=== Extrait du document ===

Arrêt de la castration des porcs : les éleveurs se mobilisent

Le 1er janvier 2022, la castration à vif des porcs sera interdite en France et remplacée par une castration sous anesthésie, les éleveurs devant injecter un anesthésique local dans chaque testicule 20 minutes avant la castration, en plus d’un antidouleur par voie intramusculaire. Un situation dénoncée par l’association "pour le bien-être animal porcin et la non-castration", qui organise une réunion d’information le mardi 1er juin, salle de la Tannerie, à Lampaul Guimiliau (29). Mélanie Liber, vétérinaire, détaillera l'avis technique de la commission porcine de la SNGTV-AVPO, regroupant groupement techniques vétérinaires et vétérinaires des groupements de producteurs. Puis l’association fera le point sur l’ensemble des travaux qu’elle a menés, avant de présenter ses propositions d’actions. "La castration des porcelets est un non-sens sociétal, un non-sens économique pour l’éleveur comme pour le consommateur, un non-sens pour le bien-être animal, de l’éleveur et des salariés d’élevage, un non-sens environnemental", martèle Jean-Jacques Riou, le président de l’association, qui y voit une distorsion de concurrence supplémentaire. Et plaide l’arrêt de la castration. "Toutes les études sont unanimes : moins de 1 % des animaux présentent un risque d’odeur".

=== Données fournies ===

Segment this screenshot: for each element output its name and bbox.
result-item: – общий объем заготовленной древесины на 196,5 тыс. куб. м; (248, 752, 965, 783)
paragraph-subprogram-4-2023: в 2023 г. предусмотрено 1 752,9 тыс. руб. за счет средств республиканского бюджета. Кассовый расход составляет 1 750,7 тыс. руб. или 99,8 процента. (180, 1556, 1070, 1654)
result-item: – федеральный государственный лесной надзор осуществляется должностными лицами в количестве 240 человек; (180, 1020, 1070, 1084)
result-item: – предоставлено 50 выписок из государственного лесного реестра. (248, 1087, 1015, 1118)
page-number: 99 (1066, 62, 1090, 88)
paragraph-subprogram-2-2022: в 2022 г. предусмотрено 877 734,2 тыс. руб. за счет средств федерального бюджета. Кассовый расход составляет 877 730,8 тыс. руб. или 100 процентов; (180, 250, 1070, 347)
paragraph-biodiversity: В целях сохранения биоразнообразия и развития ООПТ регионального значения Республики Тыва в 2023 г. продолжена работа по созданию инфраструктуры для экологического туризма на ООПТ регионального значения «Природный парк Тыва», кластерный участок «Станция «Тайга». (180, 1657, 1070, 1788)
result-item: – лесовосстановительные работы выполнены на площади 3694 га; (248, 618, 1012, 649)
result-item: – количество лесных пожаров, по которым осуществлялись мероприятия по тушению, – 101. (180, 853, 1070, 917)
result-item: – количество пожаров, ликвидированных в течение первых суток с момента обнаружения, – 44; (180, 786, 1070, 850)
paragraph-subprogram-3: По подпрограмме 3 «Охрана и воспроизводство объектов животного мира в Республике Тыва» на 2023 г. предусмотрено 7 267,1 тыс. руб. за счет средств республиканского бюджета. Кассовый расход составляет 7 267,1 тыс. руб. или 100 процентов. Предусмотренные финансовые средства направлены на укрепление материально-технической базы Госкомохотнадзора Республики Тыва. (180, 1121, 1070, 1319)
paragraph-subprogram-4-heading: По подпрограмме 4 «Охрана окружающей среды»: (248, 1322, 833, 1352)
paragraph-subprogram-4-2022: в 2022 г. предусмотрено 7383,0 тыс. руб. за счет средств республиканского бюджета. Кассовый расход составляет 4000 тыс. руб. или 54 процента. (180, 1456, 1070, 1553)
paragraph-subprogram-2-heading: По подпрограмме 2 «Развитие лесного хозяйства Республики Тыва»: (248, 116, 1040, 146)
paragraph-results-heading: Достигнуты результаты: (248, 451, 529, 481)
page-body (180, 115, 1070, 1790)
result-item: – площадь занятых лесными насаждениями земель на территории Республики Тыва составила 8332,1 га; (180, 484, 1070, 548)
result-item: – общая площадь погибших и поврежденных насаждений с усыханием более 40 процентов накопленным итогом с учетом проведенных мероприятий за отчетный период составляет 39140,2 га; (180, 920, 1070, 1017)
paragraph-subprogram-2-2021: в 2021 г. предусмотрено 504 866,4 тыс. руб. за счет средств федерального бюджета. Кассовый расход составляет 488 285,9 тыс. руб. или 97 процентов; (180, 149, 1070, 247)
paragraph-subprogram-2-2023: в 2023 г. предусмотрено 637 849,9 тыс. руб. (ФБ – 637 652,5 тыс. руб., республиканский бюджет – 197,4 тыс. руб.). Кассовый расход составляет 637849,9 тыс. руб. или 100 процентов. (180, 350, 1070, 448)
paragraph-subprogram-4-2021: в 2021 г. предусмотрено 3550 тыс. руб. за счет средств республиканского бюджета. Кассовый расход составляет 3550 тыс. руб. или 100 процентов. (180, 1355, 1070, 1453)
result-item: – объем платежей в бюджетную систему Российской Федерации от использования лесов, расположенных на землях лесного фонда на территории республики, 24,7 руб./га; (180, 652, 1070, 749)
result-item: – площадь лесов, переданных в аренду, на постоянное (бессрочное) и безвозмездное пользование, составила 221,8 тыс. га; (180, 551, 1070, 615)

===

> Travail demandé:
Pour chacune de ces affirmations sur l'article consacré à la castration des porcs, répondez par oui ou non selon qu'elle concorde avec lui, et citez les mots décisifs de l'article.
1. La réunion d'information se tient salle de la Tannerie, à Lampaul Guimiliau.
2. L'anesthésique local doit être injecté 10 minutes avant la castration.
3. Mélanie Liber préside l'association.
Seul l'article sert de source ici.

> Réponse attendue:
1. Oui : « salle de la Tannerie, à Lampaul Guimiliau (29) ».
2. Non : « 20 minutes avant la castration ».
3. Non : « Mélanie Liber, vétérinaire » ; c'est « Jean-Jacques Riou, le président de l’association ».